Only the number is wanted: count the lines that include the word "плану".

========

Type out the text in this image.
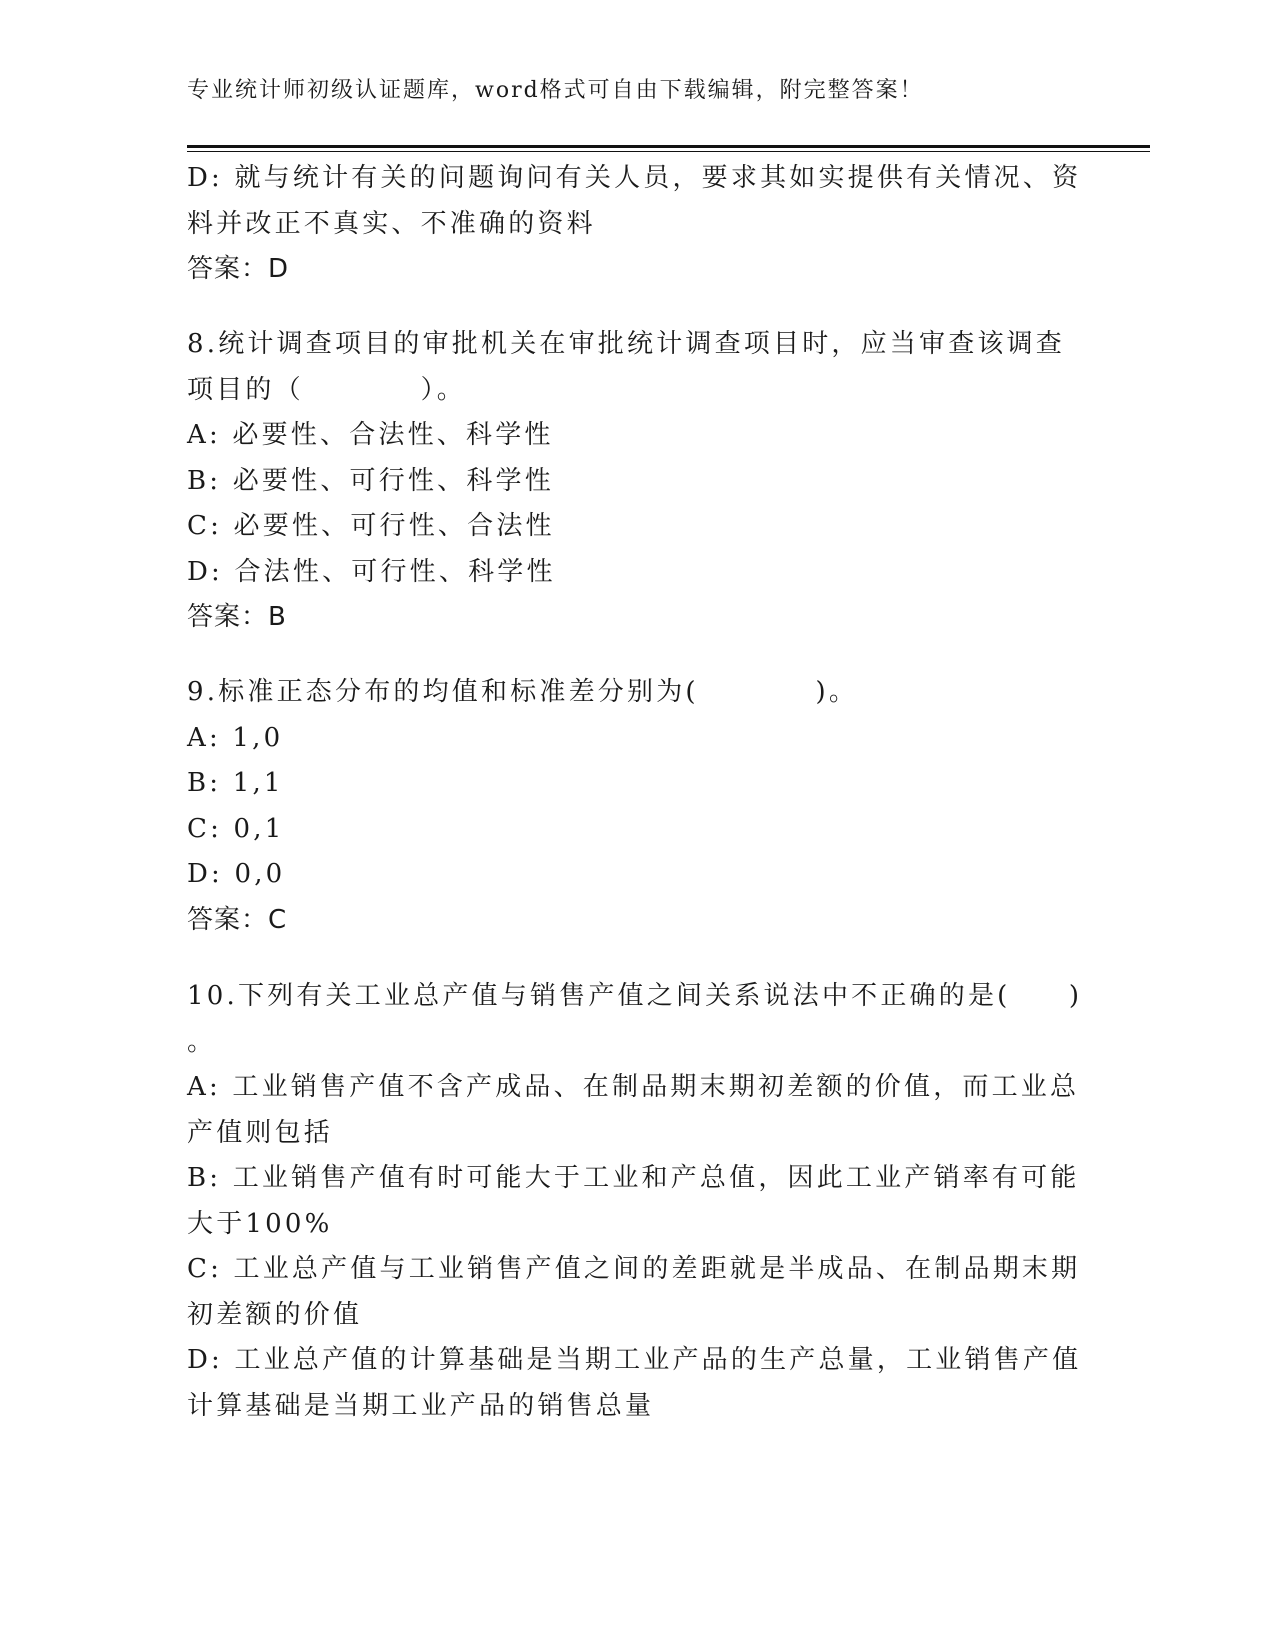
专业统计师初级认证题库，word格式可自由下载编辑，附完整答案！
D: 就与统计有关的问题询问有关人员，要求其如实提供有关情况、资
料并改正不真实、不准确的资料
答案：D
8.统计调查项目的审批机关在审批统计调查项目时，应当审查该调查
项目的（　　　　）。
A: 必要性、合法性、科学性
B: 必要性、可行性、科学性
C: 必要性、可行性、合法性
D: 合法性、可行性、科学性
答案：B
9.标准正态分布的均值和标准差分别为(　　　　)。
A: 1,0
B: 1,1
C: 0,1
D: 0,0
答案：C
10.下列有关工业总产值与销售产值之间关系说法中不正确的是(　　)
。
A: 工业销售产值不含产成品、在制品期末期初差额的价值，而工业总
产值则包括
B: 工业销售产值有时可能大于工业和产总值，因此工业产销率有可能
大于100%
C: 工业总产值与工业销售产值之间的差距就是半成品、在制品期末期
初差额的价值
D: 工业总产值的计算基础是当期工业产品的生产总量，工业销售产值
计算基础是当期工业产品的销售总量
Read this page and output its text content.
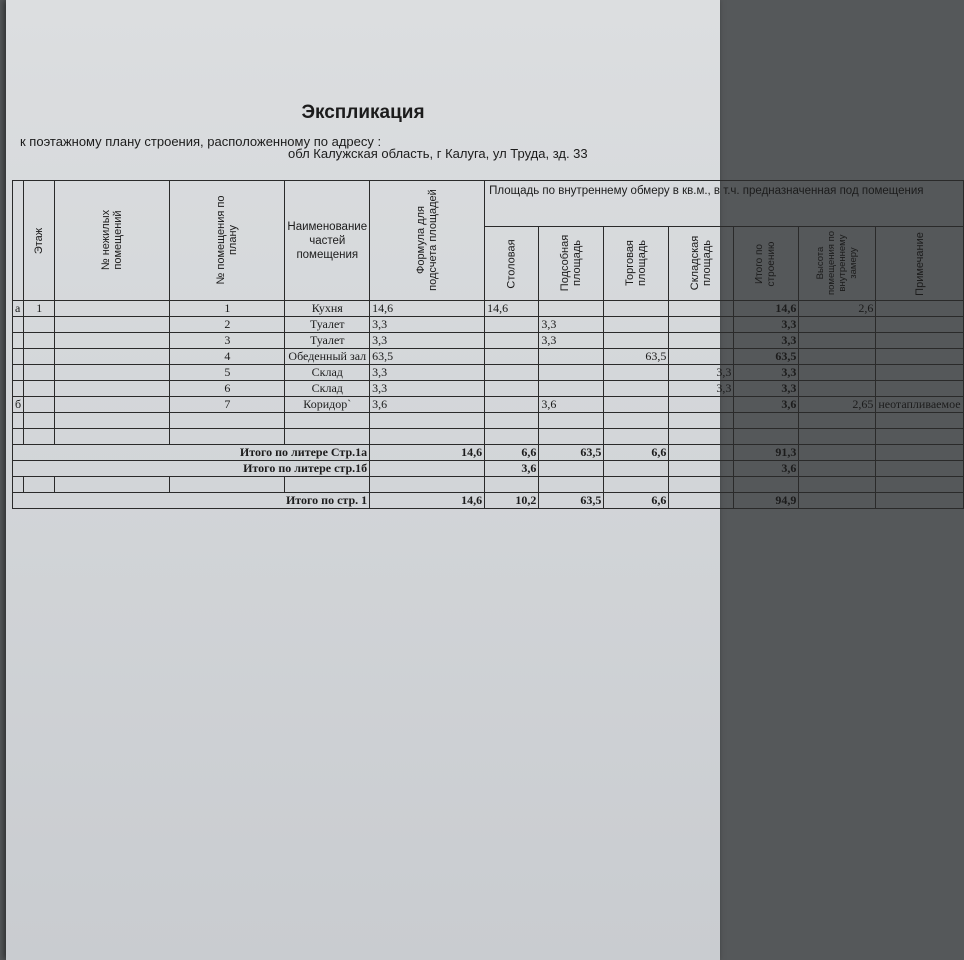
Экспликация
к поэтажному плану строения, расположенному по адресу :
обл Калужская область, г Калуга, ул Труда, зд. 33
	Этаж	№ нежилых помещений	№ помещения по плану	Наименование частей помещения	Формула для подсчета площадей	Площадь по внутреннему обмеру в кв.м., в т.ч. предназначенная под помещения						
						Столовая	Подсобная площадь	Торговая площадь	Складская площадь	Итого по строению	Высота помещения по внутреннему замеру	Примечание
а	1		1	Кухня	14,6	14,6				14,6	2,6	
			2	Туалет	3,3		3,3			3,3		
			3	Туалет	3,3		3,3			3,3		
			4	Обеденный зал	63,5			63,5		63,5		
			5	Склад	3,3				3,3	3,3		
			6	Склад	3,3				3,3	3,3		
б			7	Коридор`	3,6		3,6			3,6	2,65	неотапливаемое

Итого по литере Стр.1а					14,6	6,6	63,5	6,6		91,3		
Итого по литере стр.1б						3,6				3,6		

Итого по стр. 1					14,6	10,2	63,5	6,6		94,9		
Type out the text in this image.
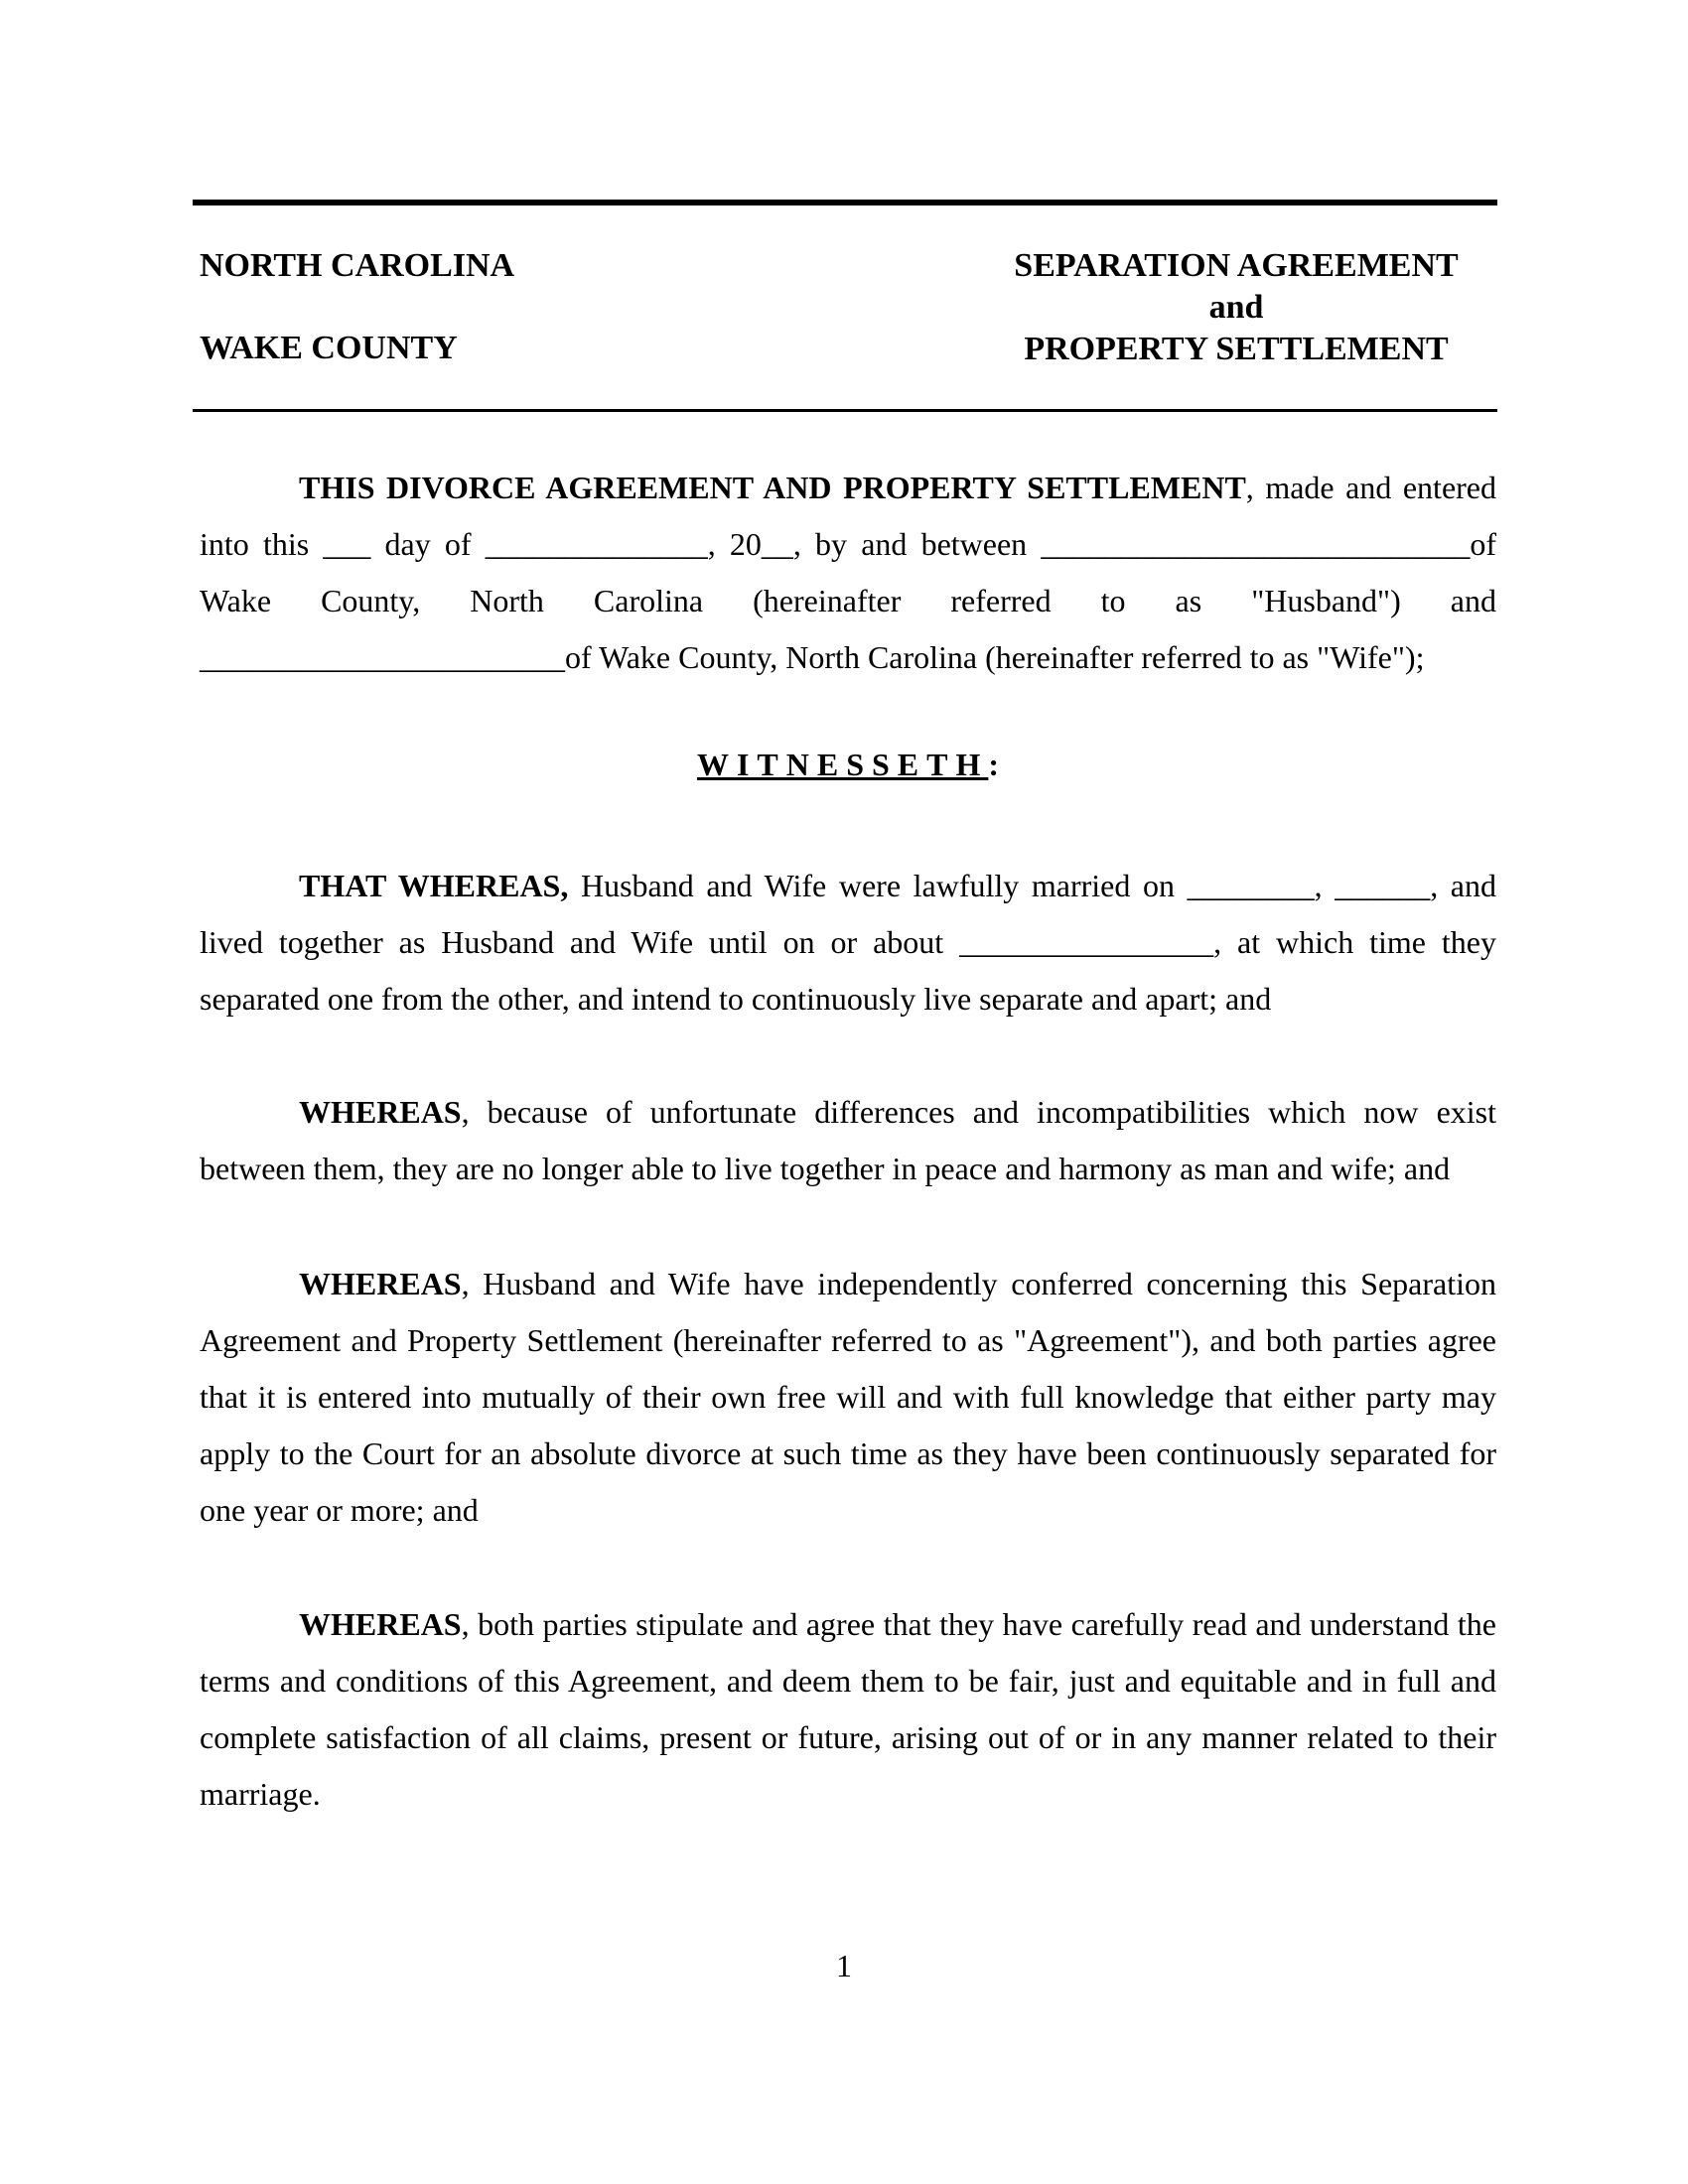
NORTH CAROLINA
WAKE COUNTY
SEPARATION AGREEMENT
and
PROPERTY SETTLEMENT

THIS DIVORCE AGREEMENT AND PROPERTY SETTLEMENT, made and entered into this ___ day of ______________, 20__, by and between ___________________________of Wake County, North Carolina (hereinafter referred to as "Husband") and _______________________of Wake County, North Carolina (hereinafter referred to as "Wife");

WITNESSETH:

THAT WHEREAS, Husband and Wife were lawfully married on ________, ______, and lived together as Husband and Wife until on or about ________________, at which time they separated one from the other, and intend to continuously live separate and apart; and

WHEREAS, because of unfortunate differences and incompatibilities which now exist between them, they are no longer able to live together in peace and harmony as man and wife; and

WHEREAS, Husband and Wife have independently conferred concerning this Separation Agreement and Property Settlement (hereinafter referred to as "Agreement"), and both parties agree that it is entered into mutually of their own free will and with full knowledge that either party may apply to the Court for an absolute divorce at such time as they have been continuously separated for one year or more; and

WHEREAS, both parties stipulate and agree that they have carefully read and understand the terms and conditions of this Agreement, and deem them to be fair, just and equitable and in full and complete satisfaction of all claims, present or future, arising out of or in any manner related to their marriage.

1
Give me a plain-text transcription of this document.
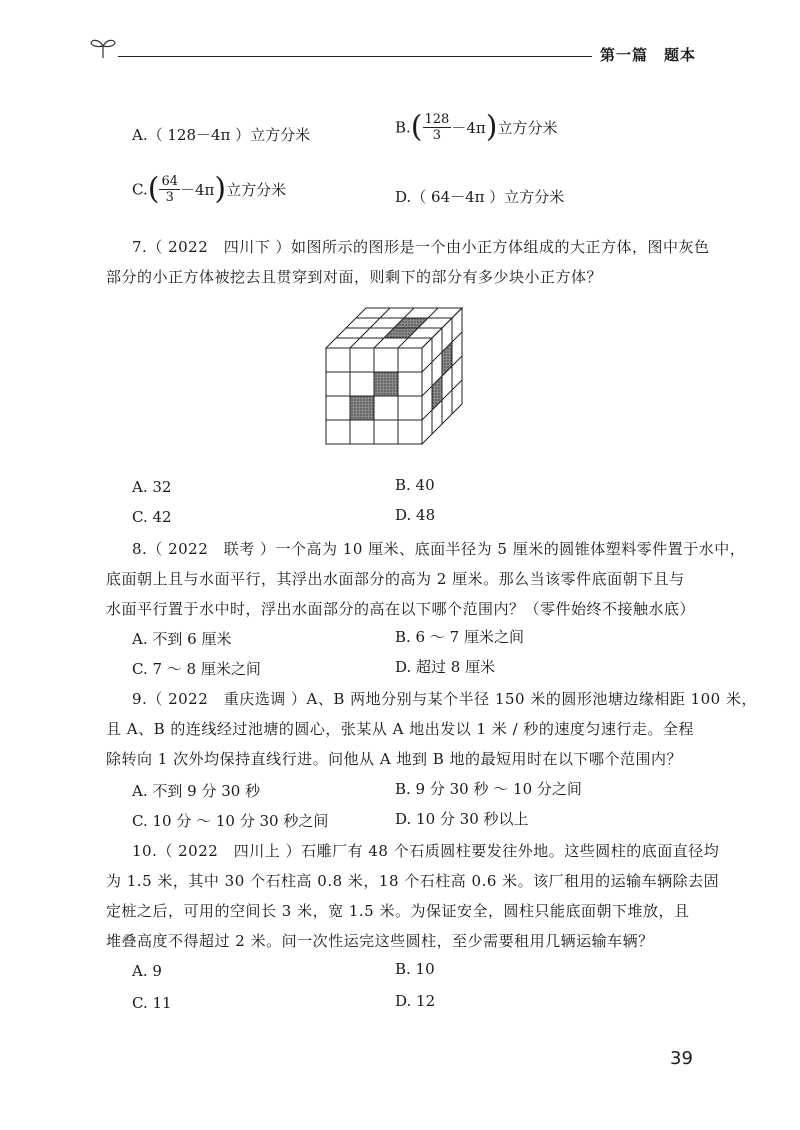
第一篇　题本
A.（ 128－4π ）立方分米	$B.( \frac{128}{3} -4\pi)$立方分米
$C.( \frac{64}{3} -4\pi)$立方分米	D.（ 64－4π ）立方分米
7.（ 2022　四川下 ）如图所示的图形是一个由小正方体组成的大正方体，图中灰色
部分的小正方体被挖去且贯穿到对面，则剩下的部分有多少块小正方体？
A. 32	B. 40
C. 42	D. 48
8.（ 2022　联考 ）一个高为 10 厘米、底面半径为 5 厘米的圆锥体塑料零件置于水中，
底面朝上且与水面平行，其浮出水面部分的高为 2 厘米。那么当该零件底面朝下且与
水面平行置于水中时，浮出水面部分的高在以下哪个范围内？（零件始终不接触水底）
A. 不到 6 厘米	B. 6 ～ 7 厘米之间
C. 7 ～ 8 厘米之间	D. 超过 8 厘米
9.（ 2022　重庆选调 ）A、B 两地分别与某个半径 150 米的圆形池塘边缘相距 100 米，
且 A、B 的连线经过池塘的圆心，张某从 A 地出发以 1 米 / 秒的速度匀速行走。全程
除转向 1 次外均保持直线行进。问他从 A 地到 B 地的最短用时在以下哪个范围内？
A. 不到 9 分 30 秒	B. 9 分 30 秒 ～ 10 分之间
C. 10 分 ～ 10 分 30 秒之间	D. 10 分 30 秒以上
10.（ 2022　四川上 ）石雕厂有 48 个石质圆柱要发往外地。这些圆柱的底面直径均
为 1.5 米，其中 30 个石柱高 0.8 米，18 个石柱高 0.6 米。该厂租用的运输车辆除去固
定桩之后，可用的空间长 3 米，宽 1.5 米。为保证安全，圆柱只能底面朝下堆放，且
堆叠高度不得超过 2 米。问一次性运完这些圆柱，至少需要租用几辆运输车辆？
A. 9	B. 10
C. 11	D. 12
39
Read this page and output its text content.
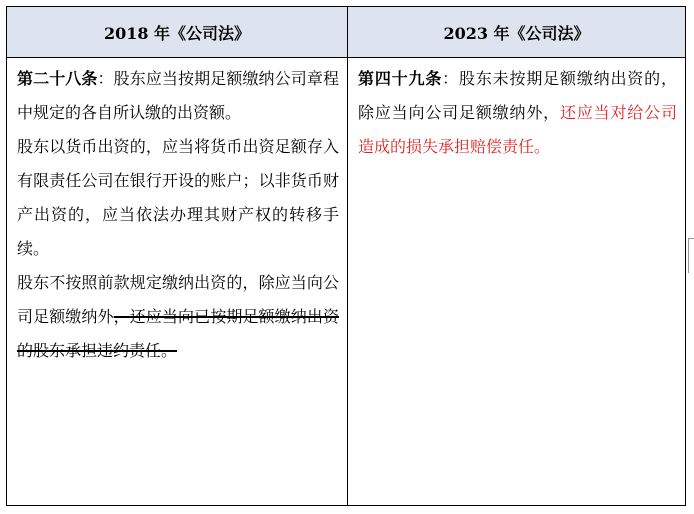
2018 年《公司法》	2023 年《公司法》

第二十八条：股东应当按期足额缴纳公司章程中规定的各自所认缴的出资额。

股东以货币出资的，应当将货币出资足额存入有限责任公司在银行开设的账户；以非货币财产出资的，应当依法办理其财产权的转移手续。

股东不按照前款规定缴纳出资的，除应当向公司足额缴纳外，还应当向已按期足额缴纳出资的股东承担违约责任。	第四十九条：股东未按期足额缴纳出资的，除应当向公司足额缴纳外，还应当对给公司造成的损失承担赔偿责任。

========

- [Output for this task] 2